# START OF Raw data

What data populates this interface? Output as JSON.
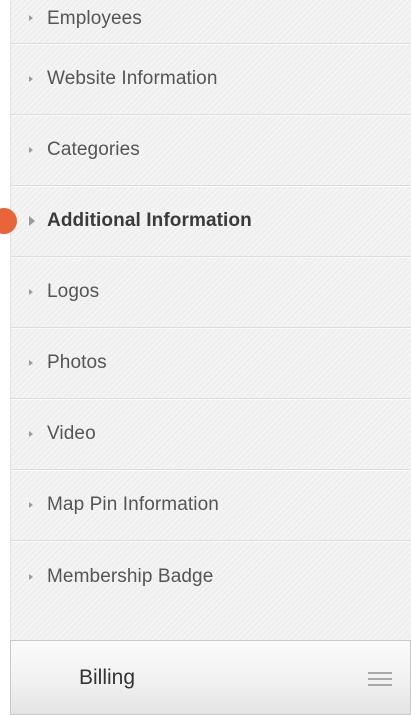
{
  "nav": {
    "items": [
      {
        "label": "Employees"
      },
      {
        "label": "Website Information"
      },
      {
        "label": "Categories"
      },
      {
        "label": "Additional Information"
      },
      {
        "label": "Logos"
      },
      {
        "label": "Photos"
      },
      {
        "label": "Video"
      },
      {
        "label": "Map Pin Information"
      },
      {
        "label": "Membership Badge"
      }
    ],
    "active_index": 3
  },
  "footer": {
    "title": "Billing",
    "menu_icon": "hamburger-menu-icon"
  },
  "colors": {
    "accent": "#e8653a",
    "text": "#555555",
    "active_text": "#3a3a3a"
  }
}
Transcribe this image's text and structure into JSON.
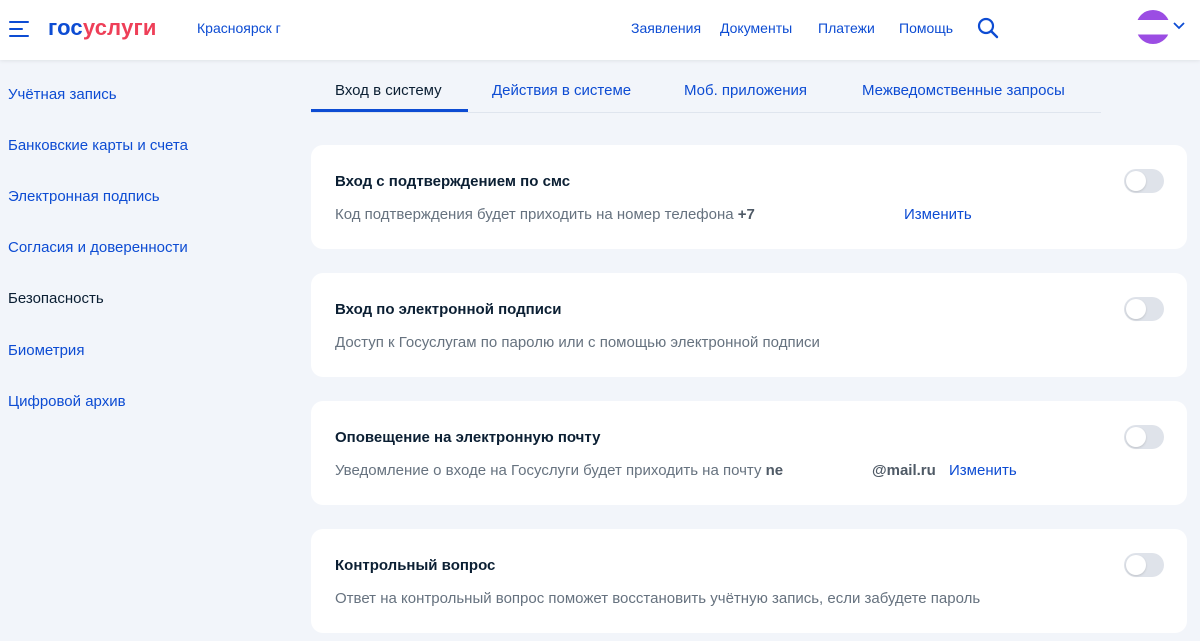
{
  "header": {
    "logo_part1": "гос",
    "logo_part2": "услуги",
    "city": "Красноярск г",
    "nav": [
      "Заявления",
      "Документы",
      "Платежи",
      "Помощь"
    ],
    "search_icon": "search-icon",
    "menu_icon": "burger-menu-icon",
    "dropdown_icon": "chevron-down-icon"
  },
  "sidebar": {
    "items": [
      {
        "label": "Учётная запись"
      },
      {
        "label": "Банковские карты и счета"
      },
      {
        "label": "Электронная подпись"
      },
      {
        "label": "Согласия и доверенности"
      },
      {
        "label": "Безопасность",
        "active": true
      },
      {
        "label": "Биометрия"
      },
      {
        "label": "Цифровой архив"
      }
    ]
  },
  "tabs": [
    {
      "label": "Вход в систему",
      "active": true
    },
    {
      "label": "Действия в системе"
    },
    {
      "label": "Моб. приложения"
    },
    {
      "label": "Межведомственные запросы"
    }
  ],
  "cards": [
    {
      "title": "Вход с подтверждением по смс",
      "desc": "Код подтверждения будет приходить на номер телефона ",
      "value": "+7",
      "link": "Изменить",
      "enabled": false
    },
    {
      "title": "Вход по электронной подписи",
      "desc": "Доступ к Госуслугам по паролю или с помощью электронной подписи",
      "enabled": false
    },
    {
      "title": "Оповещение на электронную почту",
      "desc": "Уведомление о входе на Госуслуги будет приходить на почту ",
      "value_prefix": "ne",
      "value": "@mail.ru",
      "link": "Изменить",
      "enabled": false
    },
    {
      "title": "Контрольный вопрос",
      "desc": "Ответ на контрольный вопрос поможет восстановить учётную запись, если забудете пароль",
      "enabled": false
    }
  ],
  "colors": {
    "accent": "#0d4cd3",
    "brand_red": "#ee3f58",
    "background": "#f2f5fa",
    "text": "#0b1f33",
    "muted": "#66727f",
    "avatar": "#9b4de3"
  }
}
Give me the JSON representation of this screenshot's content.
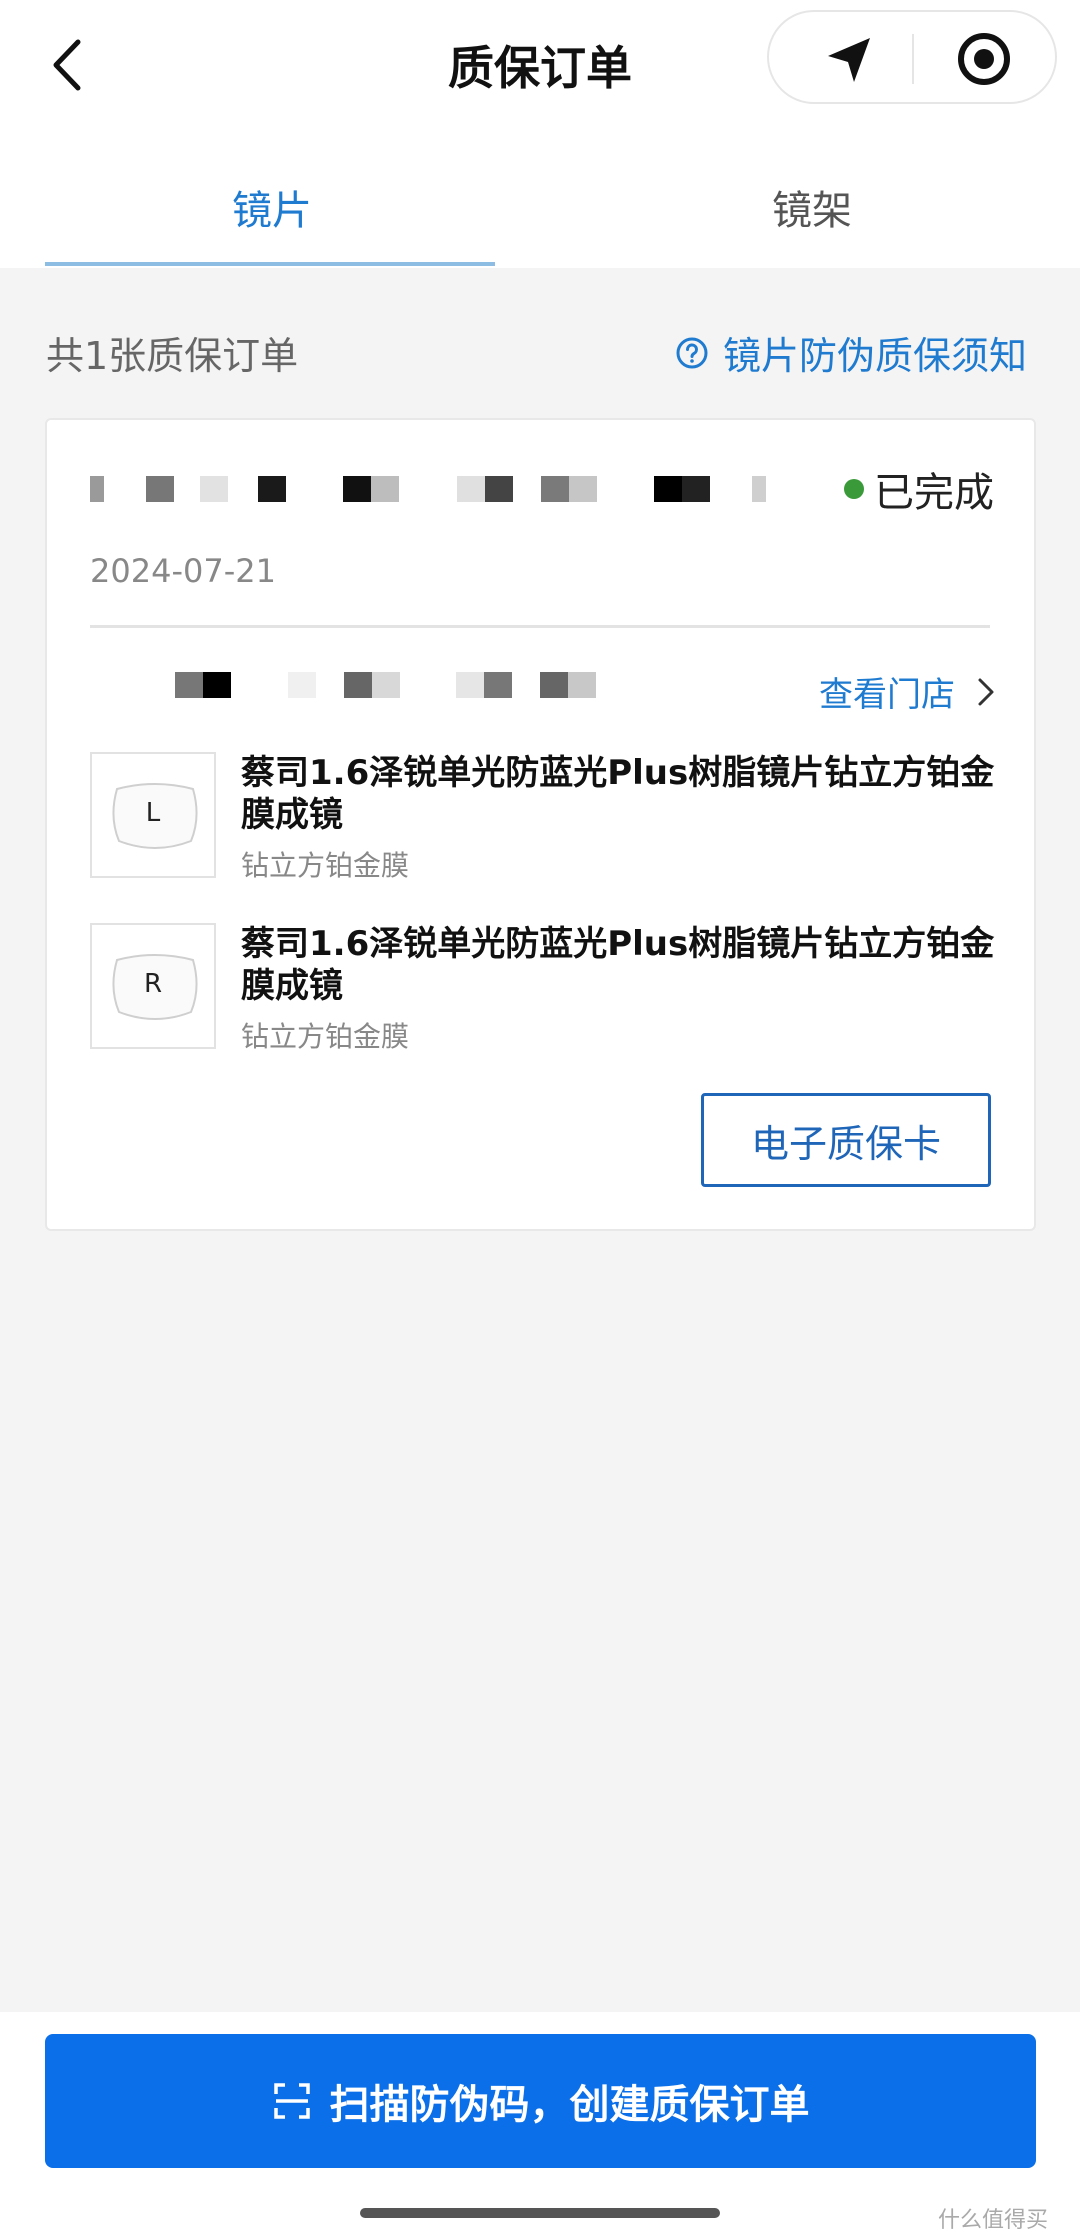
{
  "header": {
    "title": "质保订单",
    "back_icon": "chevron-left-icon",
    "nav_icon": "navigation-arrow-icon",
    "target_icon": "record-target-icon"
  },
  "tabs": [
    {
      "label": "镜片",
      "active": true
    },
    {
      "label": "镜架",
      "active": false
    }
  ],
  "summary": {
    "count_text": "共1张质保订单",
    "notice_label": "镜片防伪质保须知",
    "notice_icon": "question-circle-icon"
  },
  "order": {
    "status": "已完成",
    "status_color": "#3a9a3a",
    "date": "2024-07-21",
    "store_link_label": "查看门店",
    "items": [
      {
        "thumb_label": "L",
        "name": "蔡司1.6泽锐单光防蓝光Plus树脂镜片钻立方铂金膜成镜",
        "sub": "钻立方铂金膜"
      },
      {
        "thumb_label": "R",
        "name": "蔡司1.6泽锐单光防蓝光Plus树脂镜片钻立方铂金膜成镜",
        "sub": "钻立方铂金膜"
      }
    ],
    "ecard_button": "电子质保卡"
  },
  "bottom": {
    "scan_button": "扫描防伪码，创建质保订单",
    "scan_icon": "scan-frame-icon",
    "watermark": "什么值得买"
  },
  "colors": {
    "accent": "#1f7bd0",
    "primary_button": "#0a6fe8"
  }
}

# END OF Raw data

Stated exercise: Print exactly the lines from the line with "Give me the" through the end of the data, both ends included, and print no pictures.

Written answer:
Give me the JSON representation of this screenshot's content.
{
  "header": {
    "title": "质保订单",
    "back_icon": "chevron-left-icon",
    "nav_icon": "navigation-arrow-icon",
    "target_icon": "record-target-icon"
  },
  "tabs": [
    {
      "label": "镜片",
      "active": true
    },
    {
      "label": "镜架",
      "active": false
    }
  ],
  "summary": {
    "count_text": "共1张质保订单",
    "notice_label": "镜片防伪质保须知",
    "notice_icon": "question-circle-icon"
  },
  "order": {
    "status": "已完成",
    "status_color": "#3a9a3a",
    "date": "2024-07-21",
    "store_link_label": "查看门店",
    "items": [
      {
        "thumb_label": "L",
        "name": "蔡司1.6泽锐单光防蓝光Plus树脂镜片钻立方铂金膜成镜",
        "sub": "钻立方铂金膜"
      },
      {
        "thumb_label": "R",
        "name": "蔡司1.6泽锐单光防蓝光Plus树脂镜片钻立方铂金膜成镜",
        "sub": "钻立方铂金膜"
      }
    ],
    "ecard_button": "电子质保卡"
  },
  "bottom": {
    "scan_button": "扫描防伪码，创建质保订单",
    "scan_icon": "scan-frame-icon",
    "watermark": "什么值得买"
  },
  "colors": {
    "accent": "#1f7bd0",
    "primary_button": "#0a6fe8"
  }
}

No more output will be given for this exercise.